Your task is to print all of the data word for word.

### Recorded data
········

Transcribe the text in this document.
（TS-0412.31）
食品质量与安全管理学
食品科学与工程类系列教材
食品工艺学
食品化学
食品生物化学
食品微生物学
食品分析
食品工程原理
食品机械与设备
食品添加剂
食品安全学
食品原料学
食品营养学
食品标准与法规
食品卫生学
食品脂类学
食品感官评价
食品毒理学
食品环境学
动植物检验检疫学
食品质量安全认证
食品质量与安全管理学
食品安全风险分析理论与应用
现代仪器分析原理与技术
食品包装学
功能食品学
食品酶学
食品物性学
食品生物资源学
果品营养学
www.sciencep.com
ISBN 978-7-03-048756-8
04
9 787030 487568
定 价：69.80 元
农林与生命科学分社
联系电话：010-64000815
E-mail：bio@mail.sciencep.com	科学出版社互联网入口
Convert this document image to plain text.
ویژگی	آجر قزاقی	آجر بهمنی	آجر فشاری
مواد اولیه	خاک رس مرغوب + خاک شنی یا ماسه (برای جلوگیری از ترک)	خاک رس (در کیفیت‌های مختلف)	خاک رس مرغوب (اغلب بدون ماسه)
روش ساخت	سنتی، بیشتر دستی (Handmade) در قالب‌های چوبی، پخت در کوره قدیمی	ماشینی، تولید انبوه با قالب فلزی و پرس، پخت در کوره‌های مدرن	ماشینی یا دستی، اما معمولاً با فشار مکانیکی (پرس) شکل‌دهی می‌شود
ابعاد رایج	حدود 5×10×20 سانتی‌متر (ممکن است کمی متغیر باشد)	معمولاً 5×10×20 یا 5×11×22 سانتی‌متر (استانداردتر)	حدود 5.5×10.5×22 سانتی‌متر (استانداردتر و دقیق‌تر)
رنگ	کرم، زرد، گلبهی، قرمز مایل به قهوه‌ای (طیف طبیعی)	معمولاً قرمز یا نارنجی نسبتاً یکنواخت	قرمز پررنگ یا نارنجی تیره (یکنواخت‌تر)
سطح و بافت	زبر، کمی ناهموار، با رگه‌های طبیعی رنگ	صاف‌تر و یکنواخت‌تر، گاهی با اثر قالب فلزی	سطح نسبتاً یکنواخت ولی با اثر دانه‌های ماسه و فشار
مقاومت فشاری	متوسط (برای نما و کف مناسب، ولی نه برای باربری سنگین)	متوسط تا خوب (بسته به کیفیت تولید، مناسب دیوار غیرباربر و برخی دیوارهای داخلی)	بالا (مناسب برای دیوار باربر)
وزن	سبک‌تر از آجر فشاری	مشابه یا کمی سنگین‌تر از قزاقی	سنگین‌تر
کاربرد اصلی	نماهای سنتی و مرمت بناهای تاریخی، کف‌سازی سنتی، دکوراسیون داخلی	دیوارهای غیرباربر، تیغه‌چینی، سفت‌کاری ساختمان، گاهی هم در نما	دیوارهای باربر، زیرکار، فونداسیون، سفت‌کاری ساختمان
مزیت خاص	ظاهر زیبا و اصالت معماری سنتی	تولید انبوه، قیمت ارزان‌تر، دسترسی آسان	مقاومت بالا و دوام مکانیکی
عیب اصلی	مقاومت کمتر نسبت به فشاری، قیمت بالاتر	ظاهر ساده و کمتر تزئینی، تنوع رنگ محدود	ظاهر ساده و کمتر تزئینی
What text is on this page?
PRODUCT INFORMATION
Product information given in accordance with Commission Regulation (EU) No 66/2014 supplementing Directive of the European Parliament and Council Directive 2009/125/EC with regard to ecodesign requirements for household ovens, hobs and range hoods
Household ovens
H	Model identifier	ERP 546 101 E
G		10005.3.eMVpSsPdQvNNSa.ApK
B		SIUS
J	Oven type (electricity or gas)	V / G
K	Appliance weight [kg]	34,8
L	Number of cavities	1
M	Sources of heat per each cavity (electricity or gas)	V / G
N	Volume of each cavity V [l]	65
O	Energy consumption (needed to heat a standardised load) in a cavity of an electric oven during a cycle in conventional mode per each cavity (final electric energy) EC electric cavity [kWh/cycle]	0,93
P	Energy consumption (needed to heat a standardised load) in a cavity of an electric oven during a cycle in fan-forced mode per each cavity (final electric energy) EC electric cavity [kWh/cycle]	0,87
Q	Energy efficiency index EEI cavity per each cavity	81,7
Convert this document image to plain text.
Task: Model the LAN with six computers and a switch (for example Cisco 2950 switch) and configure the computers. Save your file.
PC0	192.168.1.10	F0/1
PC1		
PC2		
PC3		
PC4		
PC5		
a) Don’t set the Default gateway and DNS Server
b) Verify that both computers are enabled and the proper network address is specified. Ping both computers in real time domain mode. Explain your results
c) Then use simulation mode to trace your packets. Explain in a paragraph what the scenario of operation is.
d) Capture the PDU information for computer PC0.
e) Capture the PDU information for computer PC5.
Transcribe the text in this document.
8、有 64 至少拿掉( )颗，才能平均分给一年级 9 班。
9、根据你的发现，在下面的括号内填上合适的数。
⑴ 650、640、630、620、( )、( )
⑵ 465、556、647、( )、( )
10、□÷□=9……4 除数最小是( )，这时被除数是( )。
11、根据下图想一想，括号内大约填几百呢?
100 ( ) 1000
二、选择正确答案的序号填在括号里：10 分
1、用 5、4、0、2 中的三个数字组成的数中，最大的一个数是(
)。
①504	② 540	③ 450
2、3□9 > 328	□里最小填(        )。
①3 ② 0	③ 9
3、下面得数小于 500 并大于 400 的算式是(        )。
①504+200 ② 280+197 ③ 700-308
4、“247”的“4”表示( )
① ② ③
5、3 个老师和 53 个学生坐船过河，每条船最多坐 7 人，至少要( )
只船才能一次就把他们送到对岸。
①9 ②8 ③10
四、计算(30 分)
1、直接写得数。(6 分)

········

### Final result
Transcribe the text in this document.
（TS-0412.31）
食品质量与安全管理学
食品科学与工程类系列教材
食品工艺学
食品化学
食品生物化学
食品微生物学
食品分析
食品工程原理
食品机械与设备
食品添加剂
食品安全学
食品原料学
食品营养学
食品标准与法规
食品卫生学
食品脂类学
食品感官评价
食品毒理学
食品环境学
动植物检验检疫学
食品质量安全认证
食品质量与安全管理学
食品安全风险分析理论与应用
现代仪器分析原理与技术
食品包装学
功能食品学
食品酶学
食品物性学
食品生物资源学
果品营养学
www.sciencep.com
ISBN 978-7-03-048756-8
04
9 787030 487568
定 价：69.80 元
农林与生命科学分社
联系电话：010-64000815
E-mail：bio@mail.sciencep.com	科学出版社互联网入口
Convert this document image to plain text.
ویژگی	آجر قزاقی	آجر بهمنی	آجر فشاری
مواد اولیه	خاک رس مرغوب + خاک شنی یا ماسه (برای جلوگیری از ترک)	خاک رس (در کیفیت‌های مختلف)	خاک رس مرغوب (اغلب بدون ماسه)
روش ساخت	سنتی، بیشتر دستی (Handmade) در قالب‌های چوبی، پخت در کوره قدیمی	ماشینی، تولید انبوه با قالب فلزی و پرس، پخت در کوره‌های مدرن	ماشینی یا دستی، اما معمولاً با فشار مکانیکی (پرس) شکل‌دهی می‌شود
ابعاد رایج	حدود 5×10×20 سانتی‌متر (ممکن است کمی متغیر باشد)	معمولاً 5×10×20 یا 5×11×22 سانتی‌متر (استانداردتر)	حدود 5.5×10.5×22 سانتی‌متر (استانداردتر و دقیق‌تر)
رنگ	کرم، زرد، گلبهی، قرمز مایل به قهوه‌ای (طیف طبیعی)	معمولاً قرمز یا نارنجی نسبتاً یکنواخت	قرمز پررنگ یا نارنجی تیره (یکنواخت‌تر)
سطح و بافت	زبر، کمی ناهموار، با رگه‌های طبیعی رنگ	صاف‌تر و یکنواخت‌تر، گاهی با اثر قالب فلزی	سطح نسبتاً یکنواخت ولی با اثر دانه‌های ماسه و فشار
مقاومت فشاری	متوسط (برای نما و کف مناسب، ولی نه برای باربری سنگین)	متوسط تا خوب (بسته به کیفیت تولید، مناسب دیوار غیرباربر و برخی دیوارهای داخلی)	بالا (مناسب برای دیوار باربر)
وزن	سبک‌تر از آجر فشاری	مشابه یا کمی سنگین‌تر از قزاقی	سنگین‌تر
کاربرد اصلی	نماهای سنتی و مرمت بناهای تاریخی، کف‌سازی سنتی، دکوراسیون داخلی	دیوارهای غیرباربر، تیغه‌چینی، سفت‌کاری ساختمان، گاهی هم در نما	دیوارهای باربر، زیرکار، فونداسیون، سفت‌کاری ساختمان
مزیت خاص	ظاهر زیبا و اصالت معماری سنتی	تولید انبوه، قیمت ارزان‌تر، دسترسی آسان	مقاومت بالا و دوام مکانیکی
عیب اصلی	مقاومت کمتر نسبت به فشاری، قیمت بالاتر	ظاهر ساده و کمتر تزئینی، تنوع رنگ محدود	ظاهر ساده و کمتر تزئینی
What text is on this page?
PRODUCT INFORMATION
Product information given in accordance with Commission Regulation (EU) No 66/2014 supplementing Directive of the European Parliament and Council Directive 2009/125/EC with regard to ecodesign requirements for household ovens, hobs and range hoods
Household ovens
H	Model identifier	ERP 546 101 E
G		10005.3.eMVpSsPdQvNNSa.ApK
B		SIUS
J	Oven type (electricity or gas)	V / G
K	Appliance weight [kg]	34,8
L	Number of cavities	1
M	Sources of heat per each cavity (electricity or gas)	V / G
N	Volume of each cavity V [l]	65
O	Energy consumption (needed to heat a standardised load) in a cavity of an electric oven during a cycle in conventional mode per each cavity (final electric energy) EC electric cavity [kWh/cycle]	0,93
P	Energy consumption (needed to heat a standardised load) in a cavity of an electric oven during a cycle in fan-forced mode per each cavity (final electric energy) EC electric cavity [kWh/cycle]	0,87
Q	Energy efficiency index EEI cavity per each cavity	81,7
Convert this document image to plain text.
Task: Model the LAN with six computers and a switch (for example Cisco 2950 switch) and configure the computers. Save your file.
PC0	192.168.1.10	F0/1
PC1		
PC2		
PC3		
PC4		
PC5		
a) Don’t set the Default gateway and DNS Server
b) Verify that both computers are enabled and the proper network address is specified. Ping both computers in real time domain mode. Explain your results
c) Then use simulation mode to trace your packets. Explain in a paragraph what the scenario of operation is.
d) Capture the PDU information for computer PC0.
e) Capture the PDU information for computer PC5.
Transcribe the text in this document.
8、有 64 至少拿掉( )颗，才能平均分给一年级 9 班。
9、根据你的发现，在下面的括号内填上合适的数。
⑴ 650、640、630、620、( )、( )
⑵ 465、556、647、( )、( )
10、□÷□=9……4 除数最小是( )，这时被除数是( )。
11、根据下图想一想，括号内大约填几百呢?
100 ( ) 1000
二、选择正确答案的序号填在括号里：10 分
1、用 5、4、0、2 中的三个数字组成的数中，最大的一个数是(
)。
①504	② 540	③ 450
2、3□9 > 328	□里最小填(        )。
①3 ② 0	③ 9
3、下面得数小于 500 并大于 400 的算式是(        )。
①504+200 ② 280+197 ③ 700-308
4、“247”的“4”表示( )
① ② ③
5、3 个老师和 53 个学生坐船过河，每条船最多坐 7 人，至少要( )
只船才能一次就把他们送到对岸。
①9 ②8 ③10
四、计算(30 分)
1、直接写得数。(6 分)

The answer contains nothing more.